## Aim of the task:
Repeat the data below exactly, dropping any pictures it holds.

## Data shown:
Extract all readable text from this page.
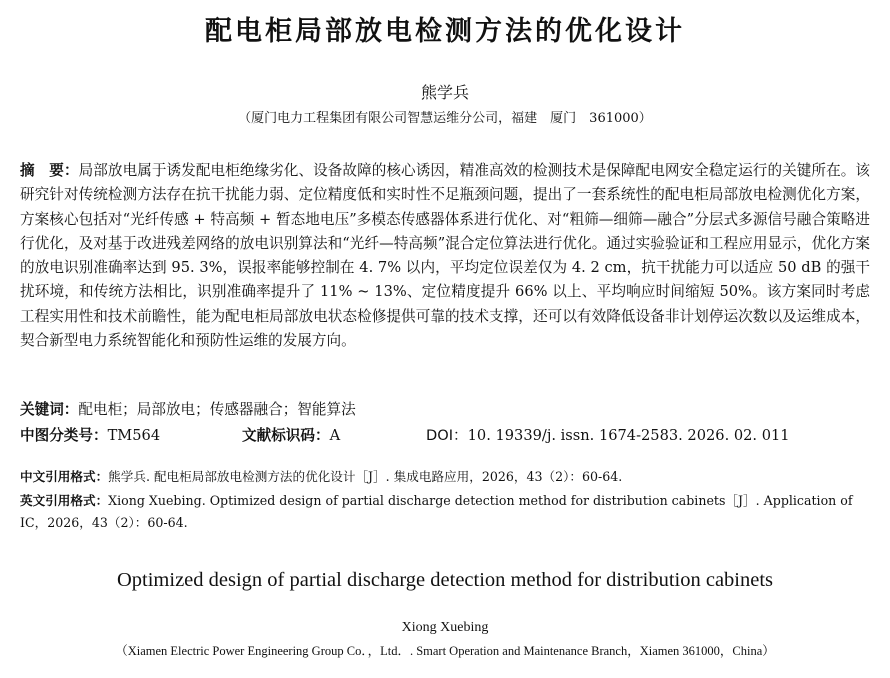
配电柜局部放电检测方法的优化设计
熊学兵
（厦门电力工程集团有限公司智慧运维分公司，福建　厦门　361000）
摘　要：局部放电属于诱发配电柜绝缘劣化、设备故障的核心诱因，精准高效的检测技术是保障配电网安全稳定运行的关键所在。该研究针对传统检测方法存在抗干扰能力弱、定位精度低和实时性不足瓶颈问题，提出了一套系统性的配电柜局部放电检测优化方案，方案核心包括对“光纤传感 + 特高频 + 暂态地电压”多模态传感器体系进行优化、对“粗筛—细筛—融合”分层式多源信号融合策略进行优化，及对基于改进残差网络的放电识别算法和“光纤—特高频”混合定位算法进行优化。通过实验验证和工程应用显示，优化方案的放电识别准确率达到 95. 3%，误报率能够控制在 4. 7% 以内，平均定位误差仅为 4. 2 cm，抗干扰能力可以适应 50 dB 的强干扰环境，和传统方法相比，识别准确率提升了 11% ~ 13%、定位精度提升 66% 以上、平均响应时间缩短 50%。该方案同时考虑工程实用性和技术前瞻性，能为配电柜局部放电状态检修提供可靠的技术支撑，还可以有效降低设备非计划停运次数以及运维成本，契合新型电力系统智能化和预防性运维的发展方向。
关键词：配电柜；局部放电；传感器融合；智能算法
中图分类号：TM564	文献标识码：A	DOI：10. 19339/j. issn. 1674-2583. 2026. 02. 011
中文引用格式：熊学兵. 配电柜局部放电检测方法的优化设计［J］. 集成电路应用，2026，43（2）：60-64.
英文引用格式：Xiong Xuebing. Optimized design of partial discharge detection method for distribution cabinets［J］. Application of IC，2026，43（2）：60-64.
Optimized design of partial discharge detection method for distribution cabinets
Xiong Xuebing
（Xiamen Electric Power Engineering Group Co．，Ltd．. Smart Operation and Maintenance Branch，Xiamen 361000，China）
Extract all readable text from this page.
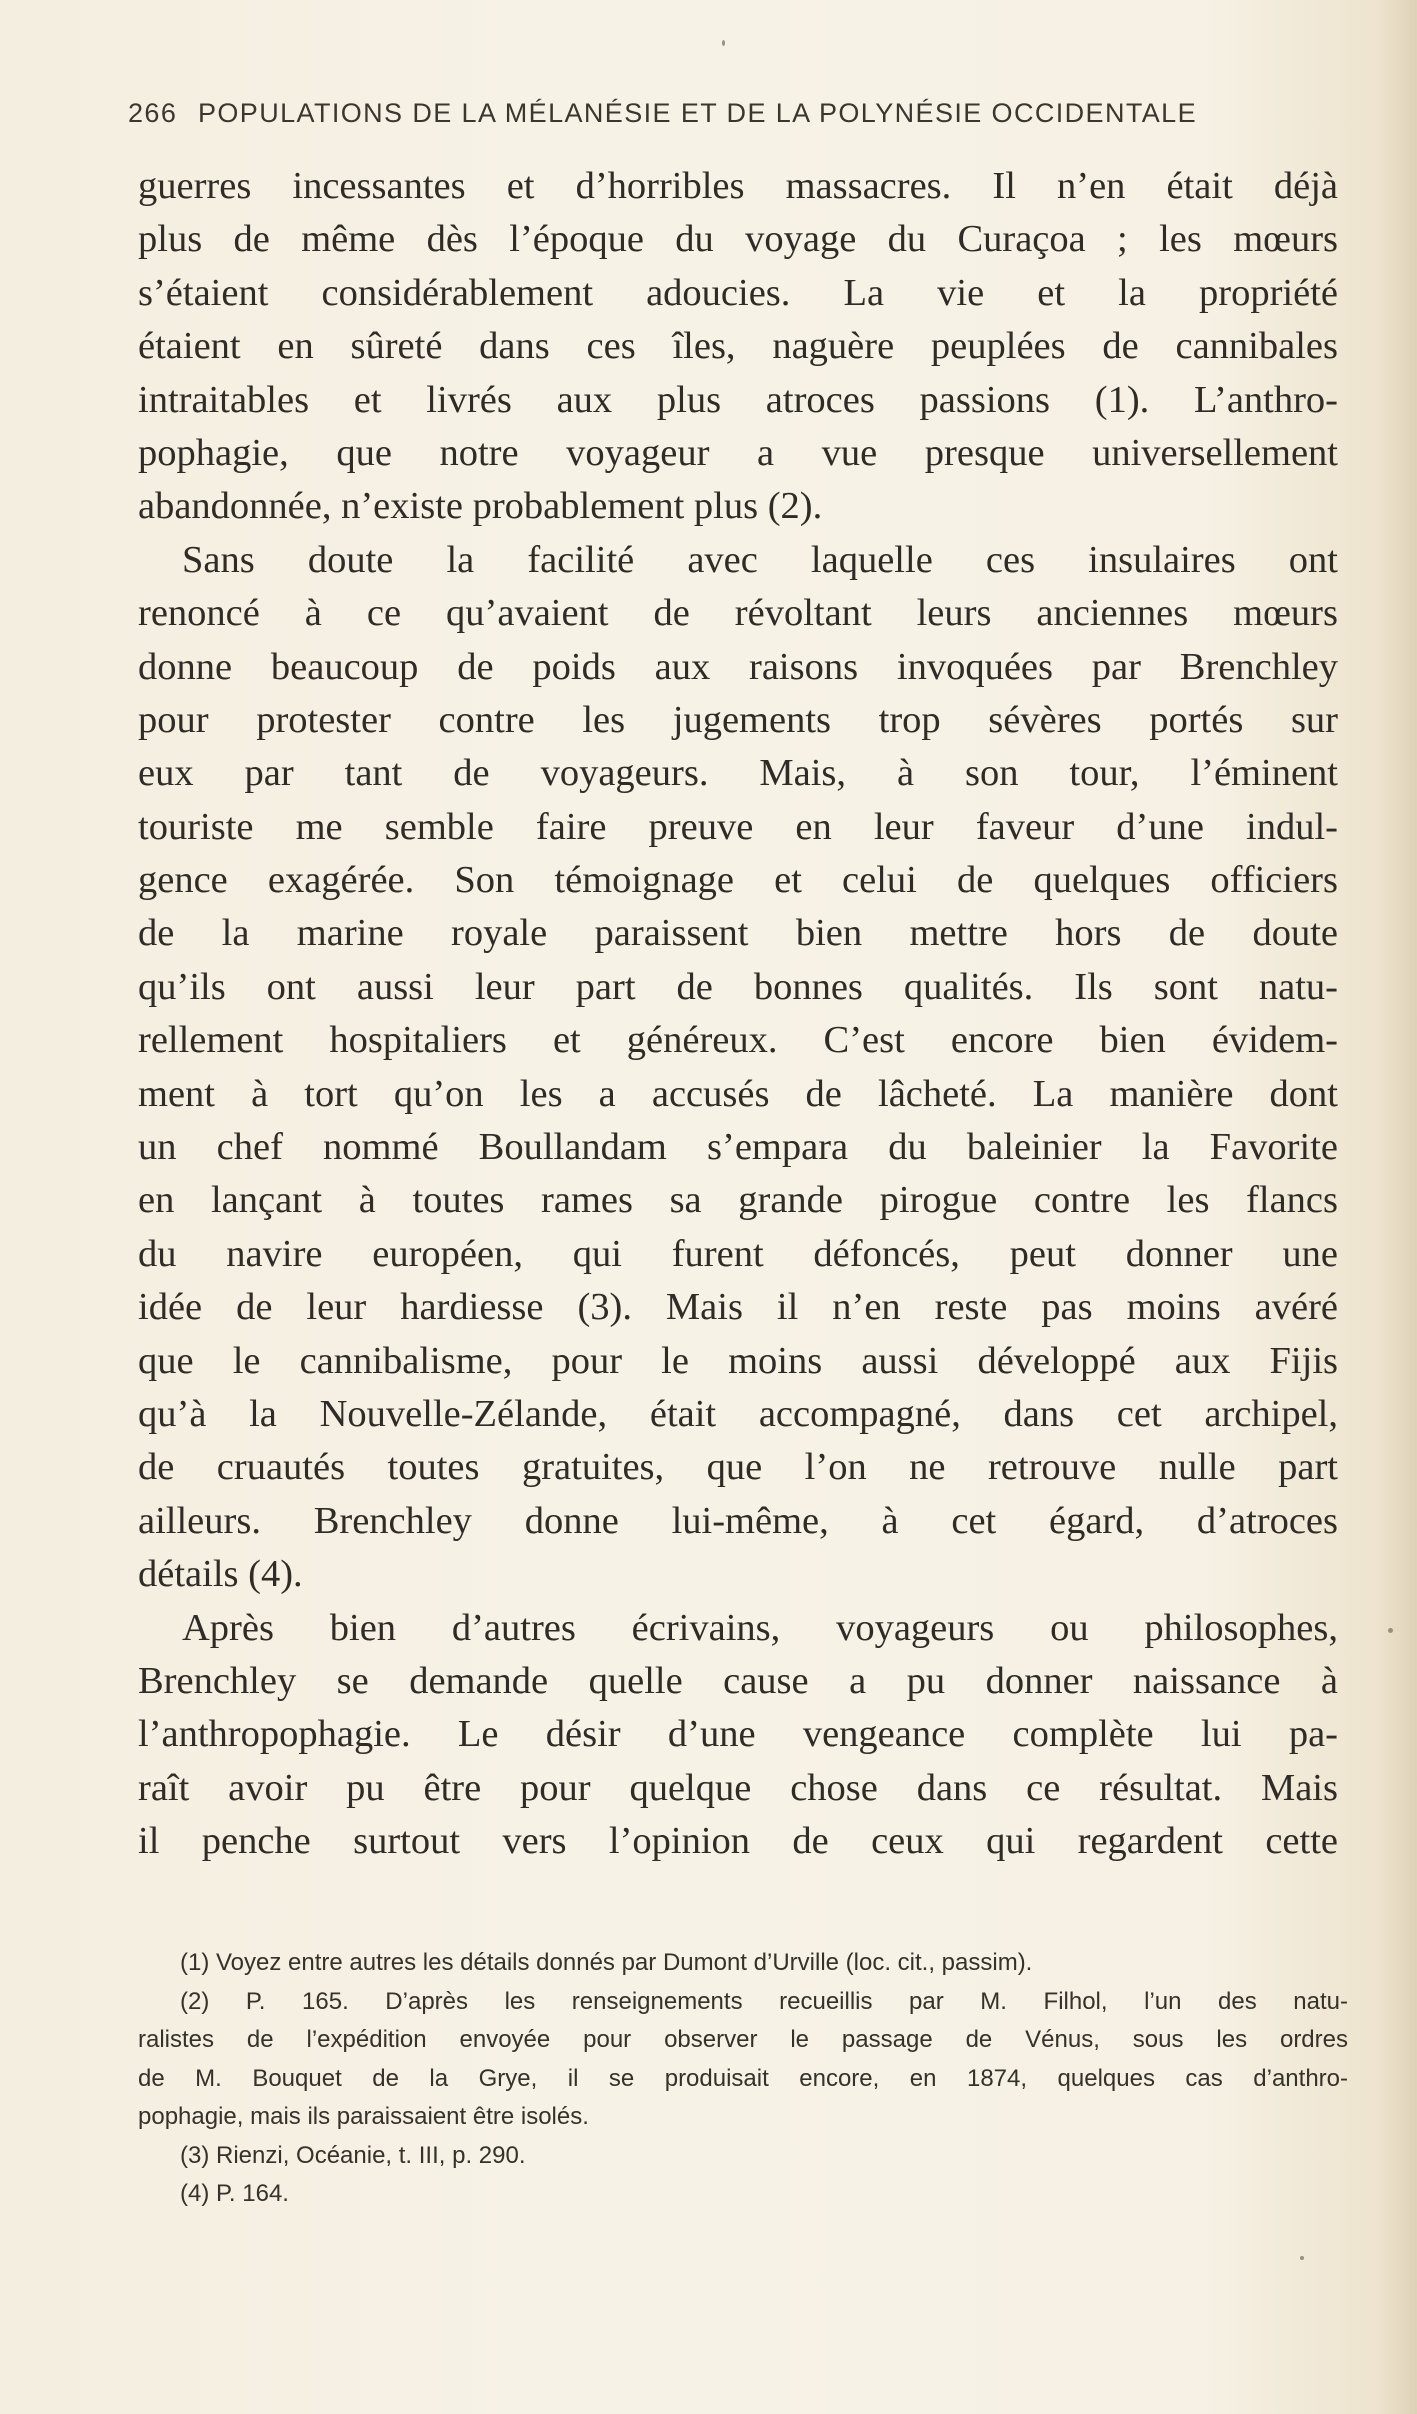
266 POPULATIONS DE LA MÉLANÉSIE ET DE LA POLYNÉSIE OCCIDENTALE
guerres incessantes et d’horribles massacres. Il n’en était déjà
plus de même dès l’époque du voyage du Curaçoa ; les mœurs
s’étaient considérablement adoucies. La vie et la propriété
étaient en sûreté dans ces îles, naguère peuplées de cannibales
intraitables et livrés aux plus atroces passions (1). L’anthro-
pophagie, que notre voyageur a vue presque universellement
abandonnée, n’existe probablement plus (2).
Sans doute la facilité avec laquelle ces insulaires ont
renoncé à ce qu’avaient de révoltant leurs anciennes mœurs
donne beaucoup de poids aux raisons invoquées par Brenchley
pour protester contre les jugements trop sévères portés sur
eux par tant de voyageurs. Mais, à son tour, l’éminent
touriste me semble faire preuve en leur faveur d’une indul-
gence exagérée. Son témoignage et celui de quelques officiers
de la marine royale paraissent bien mettre hors de doute
qu’ils ont aussi leur part de bonnes qualités. Ils sont natu-
rellement hospitaliers et généreux. C’est encore bien évidem-
ment à tort qu’on les a accusés de lâcheté. La manière dont
un chef nommé Boullandam s’empara du baleinier la Favorite
en lançant à toutes rames sa grande pirogue contre les flancs
du navire européen, qui furent défoncés, peut donner une
idée de leur hardiesse (3). Mais il n’en reste pas moins avéré
que le cannibalisme, pour le moins aussi développé aux Fijis
qu’à la Nouvelle-Zélande, était accompagné, dans cet archipel,
de cruautés toutes gratuites, que l’on ne retrouve nulle part
ailleurs. Brenchley donne lui-même, à cet égard, d’atroces
détails (4).
Après bien d’autres écrivains, voyageurs ou philosophes,
Brenchley se demande quelle cause a pu donner naissance à
l’anthropophagie. Le désir d’une vengeance complète lui pa-
raît avoir pu être pour quelque chose dans ce résultat. Mais
il penche surtout vers l’opinion de ceux qui regardent cette
(1) Voyez entre autres les détails donnés par Dumont d’Urville (loc. cit., passim).
(2) P. 165. D’après les renseignements recueillis par M. Filhol, l’un des natu-
ralistes de l’expédition envoyée pour observer le passage de Vénus, sous les ordres
de M. Bouquet de la Grye, il se produisait encore, en 1874, quelques cas d’anthro-
pophagie, mais ils paraissaient être isolés.
(3) Rienzi, Océanie, t. III, p. 290.
(4) P. 164.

## Solution to the problem:
Extract all readable text from this page.
配电柜局部放电检测方法的优化设计
熊学兵
（厦门电力工程集团有限公司智慧运维分公司，福建　厦门　361000）
摘　要：局部放电属于诱发配电柜绝缘劣化、设备故障的核心诱因，精准高效的检测技术是保障配电网安全稳定运行的关键所在。该研究针对传统检测方法存在抗干扰能力弱、定位精度低和实时性不足瓶颈问题，提出了一套系统性的配电柜局部放电检测优化方案，方案核心包括对“光纤传感 + 特高频 + 暂态地电压”多模态传感器体系进行优化、对“粗筛—细筛—融合”分层式多源信号融合策略进行优化，及对基于改进残差网络的放电识别算法和“光纤—特高频”混合定位算法进行优化。通过实验验证和工程应用显示，优化方案的放电识别准确率达到 95. 3%，误报率能够控制在 4. 7% 以内，平均定位误差仅为 4. 2 cm，抗干扰能力可以适应 50 dB 的强干扰环境，和传统方法相比，识别准确率提升了 11% ~ 13%、定位精度提升 66% 以上、平均响应时间缩短 50%。该方案同时考虑工程实用性和技术前瞻性，能为配电柜局部放电状态检修提供可靠的技术支撑，还可以有效降低设备非计划停运次数以及运维成本，契合新型电力系统智能化和预防性运维的发展方向。
关键词：配电柜；局部放电；传感器融合；智能算法
中图分类号：TM564	文献标识码：A	DOI：10. 19339/j. issn. 1674-2583. 2026. 02. 011
中文引用格式：熊学兵. 配电柜局部放电检测方法的优化设计［J］. 集成电路应用，2026，43（2）：60-64.
英文引用格式：Xiong Xuebing. Optimized design of partial discharge detection method for distribution cabinets［J］. Application of IC，2026，43（2）：60-64.
Optimized design of partial discharge detection method for distribution cabinets
Xiong Xuebing
（Xiamen Electric Power Engineering Group Co．，Ltd．. Smart Operation and Maintenance Branch，Xiamen 361000，China）
Extract all readable text from this page.
266 POPULATIONS DE LA MÉLANÉSIE ET DE LA POLYNÉSIE OCCIDENTALE
guerres incessantes et d’horribles massacres. Il n’en était déjà
plus de même dès l’époque du voyage du Curaçoa ; les mœurs
s’étaient considérablement adoucies. La vie et la propriété
étaient en sûreté dans ces îles, naguère peuplées de cannibales
intraitables et livrés aux plus atroces passions (1). L’anthro-
pophagie, que notre voyageur a vue presque universellement
abandonnée, n’existe probablement plus (2).
Sans doute la facilité avec laquelle ces insulaires ont
renoncé à ce qu’avaient de révoltant leurs anciennes mœurs
donne beaucoup de poids aux raisons invoquées par Brenchley
pour protester contre les jugements trop sévères portés sur
eux par tant de voyageurs. Mais, à son tour, l’éminent
touriste me semble faire preuve en leur faveur d’une indul-
gence exagérée. Son témoignage et celui de quelques officiers
de la marine royale paraissent bien mettre hors de doute
qu’ils ont aussi leur part de bonnes qualités. Ils sont natu-
rellement hospitaliers et généreux. C’est encore bien évidem-
ment à tort qu’on les a accusés de lâcheté. La manière dont
un chef nommé Boullandam s’empara du baleinier la Favorite
en lançant à toutes rames sa grande pirogue contre les flancs
du navire européen, qui furent défoncés, peut donner une
idée de leur hardiesse (3). Mais il n’en reste pas moins avéré
que le cannibalisme, pour le moins aussi développé aux Fijis
qu’à la Nouvelle-Zélande, était accompagné, dans cet archipel,
de cruautés toutes gratuites, que l’on ne retrouve nulle part
ailleurs. Brenchley donne lui-même, à cet égard, d’atroces
détails (4).
Après bien d’autres écrivains, voyageurs ou philosophes,
Brenchley se demande quelle cause a pu donner naissance à
l’anthropophagie. Le désir d’une vengeance complète lui pa-
raît avoir pu être pour quelque chose dans ce résultat. Mais
il penche surtout vers l’opinion de ceux qui regardent cette
(1) Voyez entre autres les détails donnés par Dumont d’Urville (loc. cit., passim).
(2) P. 165. D’après les renseignements recueillis par M. Filhol, l’un des natu-
ralistes de l’expédition envoyée pour observer le passage de Vénus, sous les ordres
de M. Bouquet de la Grye, il se produisait encore, en 1874, quelques cas d’anthro-
pophagie, mais ils paraissaient être isolés.
(3) Rienzi, Océanie, t. III, p. 290.
(4) P. 164.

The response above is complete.